*EXTRACTED MATERIAL*.
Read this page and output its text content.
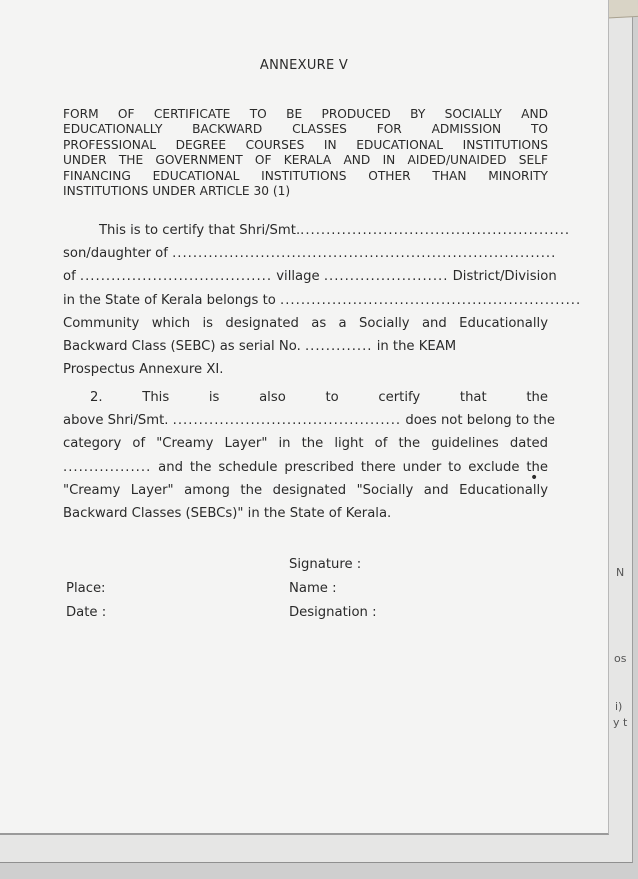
ANNEXURE V
FORM OF CERTIFICATE TO BE PRODUCED BY SOCIALLY AND
EDUCATIONALLY BACKWARD CLASSES FOR ADMISSION TO
PROFESSIONAL DEGREE COURSES IN EDUCATIONAL INSTITUTIONS
UNDER THE GOVERNMENT OF KERALA AND IN AIDED/UNAIDED SELF
FINANCING EDUCATIONAL INSTITUTIONS OTHER THAN MINORITY
INSTITUTIONS UNDER ARTICLE 30 (1)
This is to certify that Shri/Smt.....................................................
son/daughter of ..........................................................................
of ..................................... village ........................ District/Division
in the State of Kerala belongs to ..........................................................
Community which is designated as a Socially and Educationally
Backward Class (SEBC) as serial No. ............. in the KEAM
Prospectus Annexure XI.
2. This is also to certify that the
above Shri/Smt. ............................................ does not belong to the
category of "Creamy Layer" in the light of the guidelines dated
................. and the schedule prescribed there under to exclude the
"Creamy Layer" among the designated "Socially and Educationally
Backward Classes (SEBCs)" in the State of Kerala.
Signature :
Name :
Designation :
Place:
Date :
•
N
os
i)
y t
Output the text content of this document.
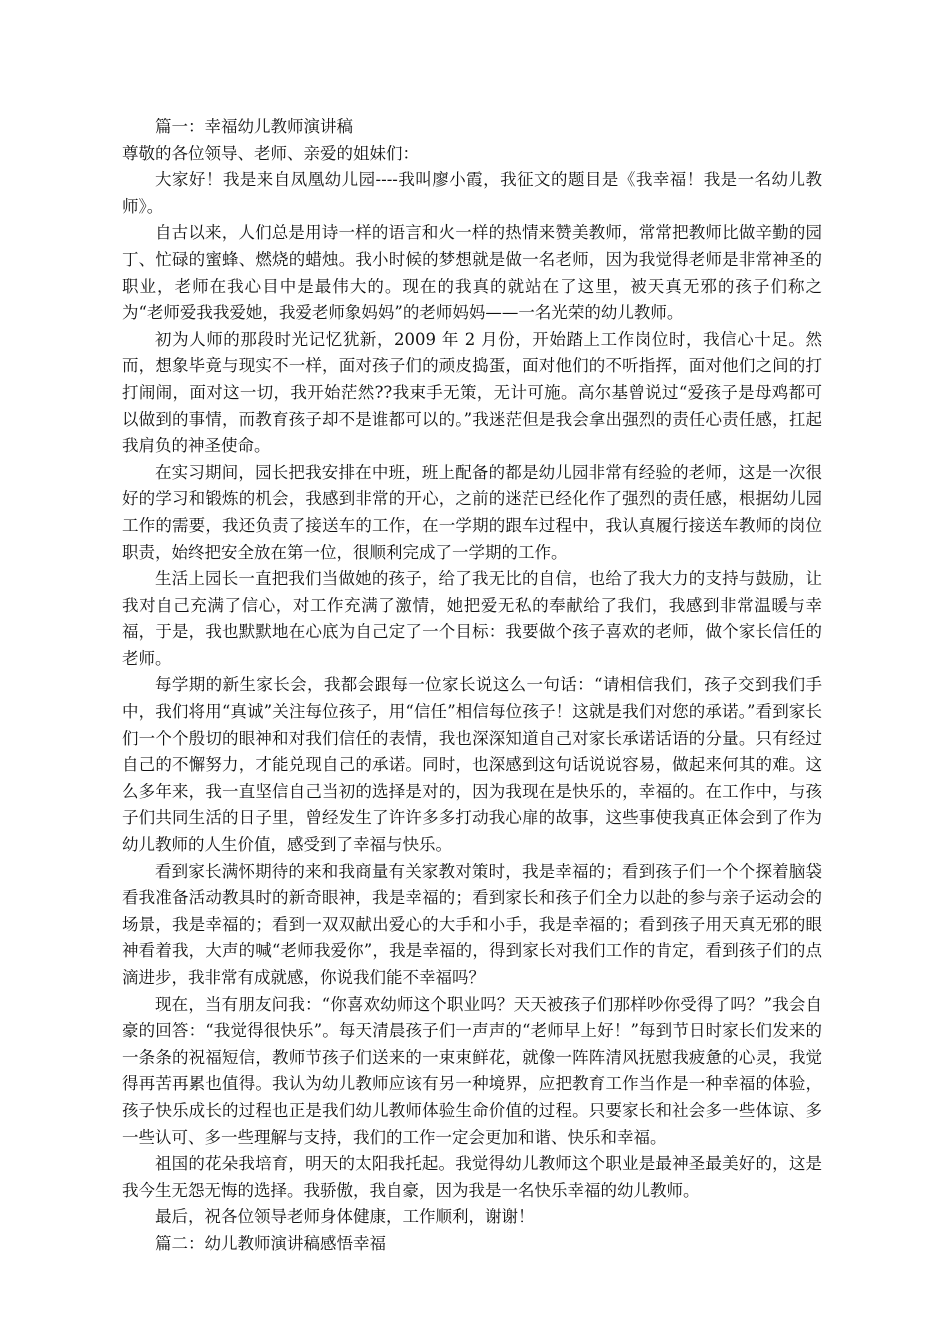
篇一：幸福幼儿教师演讲稿

尊敬的各位领导、老师、亲爱的姐妹们：

大家好！我是来自凤凰幼儿园----我叫廖小霞，我征文的题目是《我幸福！我是一名幼儿教师》。

自古以来，人们总是用诗一样的语言和火一样的热情来赞美教师，常常把教师比做辛勤的园丁、忙碌的蜜蜂、燃烧的蜡烛。我小时候的梦想就是做一名老师，因为我觉得老师是非常神圣的职业，老师在我心目中是最伟大的。现在的我真的就站在了这里，被天真无邪的孩子们称之为“老师爱我我爱她，我爱老师象妈妈”的老师妈妈——一名光荣的幼儿教师。

初为人师的那段时光记忆犹新，2009 年 2 月份，开始踏上工作岗位时，我信心十足。然而，想象毕竟与现实不一样，面对孩子们的顽皮捣蛋，面对他们的不听指挥，面对他们之间的打打闹闹，面对这一切，我开始茫然??我束手无策，无计可施。高尔基曾说过“爱孩子是母鸡都可以做到的事情，而教育孩子却不是谁都可以的。”我迷茫但是我会拿出强烈的责任心责任感，扛起我肩负的神圣使命。

在实习期间，园长把我安排在中班，班上配备的都是幼儿园非常有经验的老师，这是一次很好的学习和锻炼的机会，我感到非常的开心，之前的迷茫已经化作了强烈的责任感，根据幼儿园工作的需要，我还负责了接送车的工作，在一学期的跟车过程中，我认真履行接送车教师的岗位职责，始终把安全放在第一位，很顺利完成了一学期的工作。

生活上园长一直把我们当做她的孩子，给了我无比的自信，也给了我大力的支持与鼓励，让我对自己充满了信心，对工作充满了激情，她把爱无私的奉献给了我们，我感到非常温暖与幸福，于是，我也默默地在心底为自己定了一个目标：我要做个孩子喜欢的老师，做个家长信任的老师。

每学期的新生家长会，我都会跟每一位家长说这么一句话：“请相信我们，孩子交到我们手中，我们将用“真诚”关注每位孩子，用“信任”相信每位孩子！这就是我们对您的承诺。”看到家长们一个个殷切的眼神和对我们信任的表情，我也深深知道自己对家长承诺话语的分量。只有经过自己的不懈努力，才能兑现自己的承诺。同时，也深感到这句话说说容易，做起来何其的难。这么多年来，我一直坚信自己当初的选择是对的，因为我现在是快乐的，幸福的。在工作中，与孩子们共同生活的日子里，曾经发生了许许多多打动我心扉的故事，这些事使我真正体会到了作为幼儿教师的人生价值，感受到了幸福与快乐。

看到家长满怀期待的来和我商量有关家教对策时，我是幸福的；看到孩子们一个个探着脑袋看我准备活动教具时的新奇眼神，我是幸福的；看到家长和孩子们全力以赴的参与亲子运动会的场景，我是幸福的；看到一双双献出爱心的大手和小手，我是幸福的；看到孩子用天真无邪的眼神看着我，大声的喊“老师我爱你”，我是幸福的，得到家长对我们工作的肯定，看到孩子们的点滴进步，我非常有成就感，你说我们能不幸福吗？

现在，当有朋友问我：“你喜欢幼师这个职业吗？天天被孩子们那样吵你受得了吗？”我会自豪的回答：“我觉得很快乐”。每天清晨孩子们一声声的“老师早上好！”每到节日时家长们发来的一条条的祝福短信，教师节孩子们送来的一束束鲜花，就像一阵阵清风抚慰我疲惫的心灵，我觉得再苦再累也值得。我认为幼儿教师应该有另一种境界，应把教育工作当作是一种幸福的体验，孩子快乐成长的过程也正是我们幼儿教师体验生命价值的过程。只要家长和社会多一些体谅、多一些认可、多一些理解与支持，我们的工作一定会更加和谐、快乐和幸福。

祖国的花朵我培育，明天的太阳我托起。我觉得幼儿教师这个职业是最神圣最美好的，这是我今生无怨无悔的选择。我骄傲，我自豪，因为我是一名快乐幸福的幼儿教师。

最后，祝各位领导老师身体健康，工作顺利，谢谢！

篇二：幼儿教师演讲稿感悟幸福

*DO THIS*.
Give back the whole listing as it stands, minus its pictures.

*FINAL RESULT*.
Read this page and output its text content.
ANNEXURE V
FORM OF CERTIFICATE TO BE PRODUCED BY SOCIALLY AND
EDUCATIONALLY BACKWARD CLASSES FOR ADMISSION TO
PROFESSIONAL DEGREE COURSES IN EDUCATIONAL INSTITUTIONS
UNDER THE GOVERNMENT OF KERALA AND IN AIDED/UNAIDED SELF
FINANCING EDUCATIONAL INSTITUTIONS OTHER THAN MINORITY
INSTITUTIONS UNDER ARTICLE 30 (1)
This is to certify that Shri/Smt.....................................................
son/daughter of ..........................................................................
of ..................................... village ........................ District/Division
in the State of Kerala belongs to ..........................................................
Community which is designated as a Socially and Educationally
Backward Class (SEBC) as serial No. ............. in the KEAM
Prospectus Annexure XI.
2. This is also to certify that the
above Shri/Smt. ............................................ does not belong to the
category of "Creamy Layer" in the light of the guidelines dated
................. and the schedule prescribed there under to exclude the
"Creamy Layer" among the designated "Socially and Educationally
Backward Classes (SEBCs)" in the State of Kerala.
Signature :
Name :
Designation :
Place:
Date :
•
N
os
i)
y t
Output the text content of this document.
篇一：幸福幼儿教师演讲稿

尊敬的各位领导、老师、亲爱的姐妹们：

大家好！我是来自凤凰幼儿园----我叫廖小霞，我征文的题目是《我幸福！我是一名幼儿教师》。

自古以来，人们总是用诗一样的语言和火一样的热情来赞美教师，常常把教师比做辛勤的园丁、忙碌的蜜蜂、燃烧的蜡烛。我小时候的梦想就是做一名老师，因为我觉得老师是非常神圣的职业，老师在我心目中是最伟大的。现在的我真的就站在了这里，被天真无邪的孩子们称之为“老师爱我我爱她，我爱老师象妈妈”的老师妈妈——一名光荣的幼儿教师。

初为人师的那段时光记忆犹新，2009 年 2 月份，开始踏上工作岗位时，我信心十足。然而，想象毕竟与现实不一样，面对孩子们的顽皮捣蛋，面对他们的不听指挥，面对他们之间的打打闹闹，面对这一切，我开始茫然??我束手无策，无计可施。高尔基曾说过“爱孩子是母鸡都可以做到的事情，而教育孩子却不是谁都可以的。”我迷茫但是我会拿出强烈的责任心责任感，扛起我肩负的神圣使命。

在实习期间，园长把我安排在中班，班上配备的都是幼儿园非常有经验的老师，这是一次很好的学习和锻炼的机会，我感到非常的开心，之前的迷茫已经化作了强烈的责任感，根据幼儿园工作的需要，我还负责了接送车的工作，在一学期的跟车过程中，我认真履行接送车教师的岗位职责，始终把安全放在第一位，很顺利完成了一学期的工作。

生活上园长一直把我们当做她的孩子，给了我无比的自信，也给了我大力的支持与鼓励，让我对自己充满了信心，对工作充满了激情，她把爱无私的奉献给了我们，我感到非常温暖与幸福，于是，我也默默地在心底为自己定了一个目标：我要做个孩子喜欢的老师，做个家长信任的老师。

每学期的新生家长会，我都会跟每一位家长说这么一句话：“请相信我们，孩子交到我们手中，我们将用“真诚”关注每位孩子，用“信任”相信每位孩子！这就是我们对您的承诺。”看到家长们一个个殷切的眼神和对我们信任的表情，我也深深知道自己对家长承诺话语的分量。只有经过自己的不懈努力，才能兑现自己的承诺。同时，也深感到这句话说说容易，做起来何其的难。这么多年来，我一直坚信自己当初的选择是对的，因为我现在是快乐的，幸福的。在工作中，与孩子们共同生活的日子里，曾经发生了许许多多打动我心扉的故事，这些事使我真正体会到了作为幼儿教师的人生价值，感受到了幸福与快乐。

看到家长满怀期待的来和我商量有关家教对策时，我是幸福的；看到孩子们一个个探着脑袋看我准备活动教具时的新奇眼神，我是幸福的；看到家长和孩子们全力以赴的参与亲子运动会的场景，我是幸福的；看到一双双献出爱心的大手和小手，我是幸福的；看到孩子用天真无邪的眼神看着我，大声的喊“老师我爱你”，我是幸福的，得到家长对我们工作的肯定，看到孩子们的点滴进步，我非常有成就感，你说我们能不幸福吗？

现在，当有朋友问我：“你喜欢幼师这个职业吗？天天被孩子们那样吵你受得了吗？”我会自豪的回答：“我觉得很快乐”。每天清晨孩子们一声声的“老师早上好！”每到节日时家长们发来的一条条的祝福短信，教师节孩子们送来的一束束鲜花，就像一阵阵清风抚慰我疲惫的心灵，我觉得再苦再累也值得。我认为幼儿教师应该有另一种境界，应把教育工作当作是一种幸福的体验，孩子快乐成长的过程也正是我们幼儿教师体验生命价值的过程。只要家长和社会多一些体谅、多一些认可、多一些理解与支持，我们的工作一定会更加和谐、快乐和幸福。

祖国的花朵我培育，明天的太阳我托起。我觉得幼儿教师这个职业是最神圣最美好的，这是我今生无怨无悔的选择。我骄傲，我自豪，因为我是一名快乐幸福的幼儿教师。

最后，祝各位领导老师身体健康，工作顺利，谢谢！

篇二：幼儿教师演讲稿感悟幸福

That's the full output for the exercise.